#### [ЗАДАНИЕ A]
Выведите все записи с описаниями чертежей в CSV из двух столбцов, «запрос» и «ответ»: одна строка на запись, текст и ответ записи в отдельных полях в кавычках, переносы строк заменены пробелами. Изображения в ответ не включайте.

#### [ФРАГМЕНТ ТЕКСТА]
⟨

Из лексики и интонаций, неприкасаемых для менее одаренного и независимого поэта, Юз Алешковский непринужденно складывает душемутительный и вместе с тем утрированно-наглядный романс. А то, как при полном попустительстве сочинителя “гуляют” слова от варианта к варианту, свидетельствует о завидной авторской интуиции: у песни, имеющей шанс уйти в народный репертуар и, следовательно, обреченной на застольно-дорожное соавторство, сумма уместных слов эстетически существенней их строгой очередности.
И в этом есть свой резон: ведь в главные (и самые банальные!) мгновения жизни – когда мы провожаем кого‐нибудь в последний путь или склоняемся над колыбелью новорожденного, когда встречаем весну или осень и пр. (нужное подчеркнуть) – на язык просятся вовсе не “лучшие слова в лучшем порядке”, а драгоценная человеческая чушь с пятого на десятое, в которой не то что другим – себе стесняешься признаться!.. Юз Алешковский талантливо сделал эту “чушь” содержанием стихотворения, и, как нередко случается в поэзии, мы по следствию – взволнованно-бессвязному бормотанию лирического героя – восстанавливаем уважительную причину эмоционального смятения: очень знакомые “демисезонные” переживания с соответствующим ходом мыслей в придачу. И именно психологически достоверная “банальность” “Осеннего романса” и оставляет впечатление попадания в яблочко! Будто кто‐то хватил грамм двести и его мотает по лону природы с перехваченным от умиления горлом и глазами на мокром месте. И этот “кто‐то” – читатель собственной персоной.

⟩

#### [ЗАДАНИЕ B]
Какое впечатление, согласно фрагменту об «Осеннем романсе», оставляет психологически достоверная «банальность» этого стихотворения?

#### [ИЗВЛЕЧЕННЫЕ ДАННЫЕ]
⟨

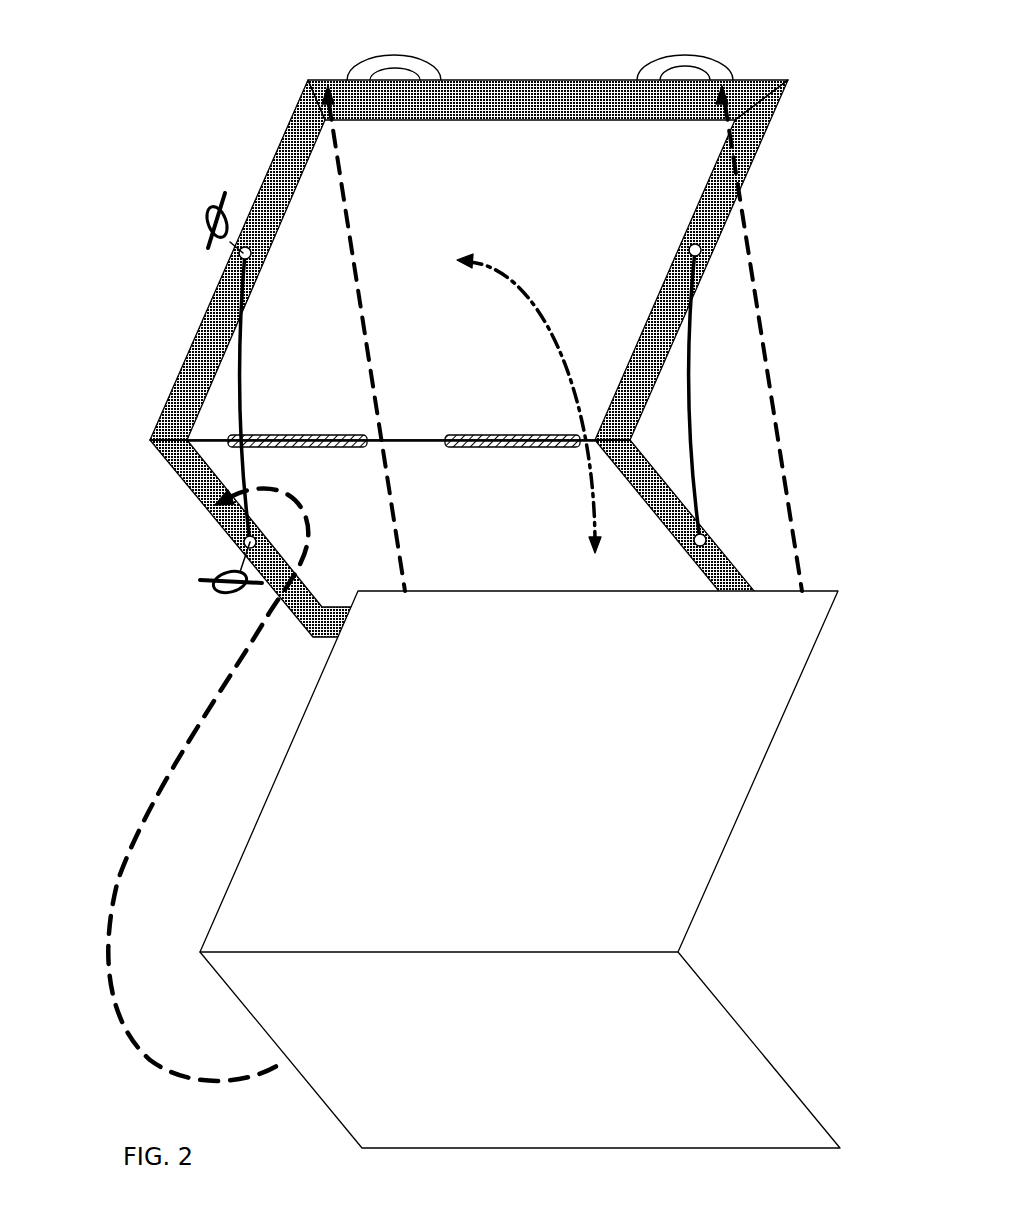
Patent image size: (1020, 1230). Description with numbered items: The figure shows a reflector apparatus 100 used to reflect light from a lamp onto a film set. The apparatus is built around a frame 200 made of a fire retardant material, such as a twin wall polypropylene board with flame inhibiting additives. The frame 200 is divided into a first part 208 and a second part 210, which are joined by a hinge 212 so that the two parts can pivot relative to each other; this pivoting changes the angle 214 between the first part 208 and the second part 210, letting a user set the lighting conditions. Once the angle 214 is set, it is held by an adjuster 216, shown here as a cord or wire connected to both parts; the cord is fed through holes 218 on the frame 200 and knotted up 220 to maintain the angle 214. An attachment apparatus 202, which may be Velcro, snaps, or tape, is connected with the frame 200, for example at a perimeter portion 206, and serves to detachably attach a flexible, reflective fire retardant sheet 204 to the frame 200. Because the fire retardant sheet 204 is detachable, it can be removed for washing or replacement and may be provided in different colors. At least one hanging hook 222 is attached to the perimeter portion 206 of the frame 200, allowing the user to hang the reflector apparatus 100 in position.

The reflector apparatus 100 is at (84, 60).
The frame 200 is at (277, 150).
The attachment apparatus 202 is at (753, 118).
The fire retardant sheet 204 is at (578, 734).
The perimeter portion 206 is at (197, 477).
The first part 208 is at (193, 368).
The second part 210 is at (247, 538).
The hinge 212 is at (302, 434).
The angle 214 is at (548, 313).
The adjuster 216 is at (688, 425).
The holes 218 is at (243, 255).
The knot 220 is at (207, 212).
The hanging hook 222 is at (307, 82).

⟩

#### [ПРАВИЛЬНЫЙ ОТВЕТ A]
запрос,ответ
"Patent image size: (1020, 1230). Description with numbered items: The figure shows a reflector apparatus 100 used to reflect light from a lamp onto a film set. The apparatus is built around a frame 200 made of a fire retardant material, such as a twin wall polypropylene board with flame inhibiting additives. The frame 200 is divided into a first part 208 and a second part 210, which are joined by a hinge 212 so that the two parts can pivot relative to each other; this pivoting changes the angle 214 between the first part 208 and the second part 210, letting a user set the lighting conditions. Once the angle 214 is set, it is held by an adjuster 216, shown here as a cord or wire connected to both parts; the cord is fed through holes 218 on the frame 200 and knotted up 220 to maintain the angle 214. An attachment apparatus 202, which may be Velcro, snaps, or tape, is connected with the frame 200, for example at a perimeter portion 206, and serves to detachably attach a flexible, reflective fire retardant sheet 204 to the frame 200. Because the fire retardant sheet 204 is detachable, it can be removed for washing or replacement and may be provided in different colors. At least one hanging hook 222 is attached to the perimeter portion 206 of the frame 200, allowing the user to hang the reflector apparatus 100 in position.","The reflector apparatus 100 is at (84, 60). The frame 200 is at (277, 150). The attachment apparatus 202 is at (753, 118). The fire retardant sheet 204 is at (578, 734). The perimeter portion 206 is at (197, 477). The first part 208 is at (193, 368). The second part 210 is at (247, 538). The hinge 212 is at (302, 434). The angle 214 is at (548, 313). The adjuster 216 is at (688, 425). The holes 218 is at (243, 255). The knot 220 is at (207, 212). The hanging hook 222 is at (307, 82)."

#### [ПРАВИЛЬНЫЙ ОТВЕТ B]
Впечатление попадания в яблочко.